**SHORT TASK:** Check every line of the data below for the string "this", and copy the ones that hold it.

**MATERIALS PROVIDED:**
------
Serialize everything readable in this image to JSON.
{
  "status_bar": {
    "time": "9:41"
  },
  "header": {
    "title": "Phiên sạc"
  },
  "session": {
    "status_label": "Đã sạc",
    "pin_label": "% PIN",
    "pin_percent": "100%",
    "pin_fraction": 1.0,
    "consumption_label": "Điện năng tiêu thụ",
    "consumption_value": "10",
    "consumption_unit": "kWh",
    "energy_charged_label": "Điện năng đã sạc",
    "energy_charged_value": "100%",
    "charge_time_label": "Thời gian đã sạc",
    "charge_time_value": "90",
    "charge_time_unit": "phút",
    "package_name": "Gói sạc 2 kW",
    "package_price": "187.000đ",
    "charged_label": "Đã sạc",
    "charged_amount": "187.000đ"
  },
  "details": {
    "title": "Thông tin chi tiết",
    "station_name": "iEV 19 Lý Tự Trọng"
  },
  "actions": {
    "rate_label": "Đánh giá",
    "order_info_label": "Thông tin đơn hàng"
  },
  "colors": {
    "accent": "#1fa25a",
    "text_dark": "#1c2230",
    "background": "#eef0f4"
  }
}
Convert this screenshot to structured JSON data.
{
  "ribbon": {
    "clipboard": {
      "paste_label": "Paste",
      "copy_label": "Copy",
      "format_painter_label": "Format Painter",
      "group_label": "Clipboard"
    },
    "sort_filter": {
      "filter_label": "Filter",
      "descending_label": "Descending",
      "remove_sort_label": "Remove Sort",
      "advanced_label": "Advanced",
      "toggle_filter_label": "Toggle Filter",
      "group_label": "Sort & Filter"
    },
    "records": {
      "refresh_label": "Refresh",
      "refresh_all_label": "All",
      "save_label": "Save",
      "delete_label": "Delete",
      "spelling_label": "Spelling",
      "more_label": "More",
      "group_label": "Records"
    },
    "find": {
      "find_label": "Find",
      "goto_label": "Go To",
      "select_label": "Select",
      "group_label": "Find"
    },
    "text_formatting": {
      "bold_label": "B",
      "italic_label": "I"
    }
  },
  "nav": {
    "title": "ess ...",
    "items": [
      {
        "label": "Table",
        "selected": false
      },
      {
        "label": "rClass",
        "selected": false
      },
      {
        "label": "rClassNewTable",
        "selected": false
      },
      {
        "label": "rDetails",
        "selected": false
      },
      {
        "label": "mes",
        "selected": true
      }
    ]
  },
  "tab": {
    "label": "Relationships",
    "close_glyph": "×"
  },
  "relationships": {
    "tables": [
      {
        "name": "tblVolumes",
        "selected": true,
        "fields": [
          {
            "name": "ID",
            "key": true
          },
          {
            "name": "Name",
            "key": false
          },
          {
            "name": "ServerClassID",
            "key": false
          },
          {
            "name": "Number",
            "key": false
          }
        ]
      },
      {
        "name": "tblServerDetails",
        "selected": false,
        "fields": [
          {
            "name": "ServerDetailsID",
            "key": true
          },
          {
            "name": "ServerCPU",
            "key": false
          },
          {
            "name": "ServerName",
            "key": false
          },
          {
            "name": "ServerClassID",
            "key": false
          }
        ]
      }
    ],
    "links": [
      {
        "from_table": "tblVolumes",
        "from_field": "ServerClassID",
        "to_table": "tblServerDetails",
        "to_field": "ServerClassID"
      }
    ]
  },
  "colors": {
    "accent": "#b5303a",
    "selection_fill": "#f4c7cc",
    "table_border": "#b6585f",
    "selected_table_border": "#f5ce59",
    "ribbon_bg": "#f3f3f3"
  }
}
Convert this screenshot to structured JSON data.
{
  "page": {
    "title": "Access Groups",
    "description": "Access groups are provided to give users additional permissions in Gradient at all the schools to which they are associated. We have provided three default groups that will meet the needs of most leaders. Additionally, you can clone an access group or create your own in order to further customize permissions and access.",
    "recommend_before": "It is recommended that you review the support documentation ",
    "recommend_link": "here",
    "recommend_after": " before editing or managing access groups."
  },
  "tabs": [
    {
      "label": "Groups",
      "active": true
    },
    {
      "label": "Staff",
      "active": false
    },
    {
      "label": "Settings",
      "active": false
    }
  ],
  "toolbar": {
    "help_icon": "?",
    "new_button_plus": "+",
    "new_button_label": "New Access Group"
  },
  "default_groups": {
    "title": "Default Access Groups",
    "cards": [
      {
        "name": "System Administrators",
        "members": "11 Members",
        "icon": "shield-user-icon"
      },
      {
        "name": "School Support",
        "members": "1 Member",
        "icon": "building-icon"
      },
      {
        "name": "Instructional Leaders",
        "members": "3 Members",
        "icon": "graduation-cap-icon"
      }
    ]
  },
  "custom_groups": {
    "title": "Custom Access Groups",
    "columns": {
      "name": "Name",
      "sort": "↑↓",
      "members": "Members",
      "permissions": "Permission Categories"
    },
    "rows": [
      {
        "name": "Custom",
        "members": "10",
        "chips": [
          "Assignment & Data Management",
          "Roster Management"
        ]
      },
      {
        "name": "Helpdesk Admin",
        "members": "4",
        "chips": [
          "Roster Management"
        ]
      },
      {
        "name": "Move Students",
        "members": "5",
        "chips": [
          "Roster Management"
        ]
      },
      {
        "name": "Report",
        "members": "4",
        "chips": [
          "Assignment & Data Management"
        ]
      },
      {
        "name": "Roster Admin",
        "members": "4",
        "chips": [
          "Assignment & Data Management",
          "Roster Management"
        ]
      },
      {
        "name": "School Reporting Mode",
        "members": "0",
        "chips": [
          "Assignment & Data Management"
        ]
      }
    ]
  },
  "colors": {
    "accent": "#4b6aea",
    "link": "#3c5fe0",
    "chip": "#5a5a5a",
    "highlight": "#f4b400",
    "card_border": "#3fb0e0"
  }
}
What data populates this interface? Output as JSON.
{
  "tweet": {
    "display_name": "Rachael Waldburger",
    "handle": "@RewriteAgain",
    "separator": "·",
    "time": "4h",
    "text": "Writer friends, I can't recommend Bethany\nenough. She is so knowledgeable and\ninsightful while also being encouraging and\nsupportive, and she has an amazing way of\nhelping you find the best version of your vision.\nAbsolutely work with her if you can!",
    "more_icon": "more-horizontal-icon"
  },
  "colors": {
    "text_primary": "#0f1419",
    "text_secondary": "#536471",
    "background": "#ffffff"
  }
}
------
**COMPLETE OUTPUT:**
Serialize everything readable in this image to JSON.
Convert this screenshot to structured JSON data.
Convert this screenshot to structured JSON data.
What data populates this interface? Output as JSON.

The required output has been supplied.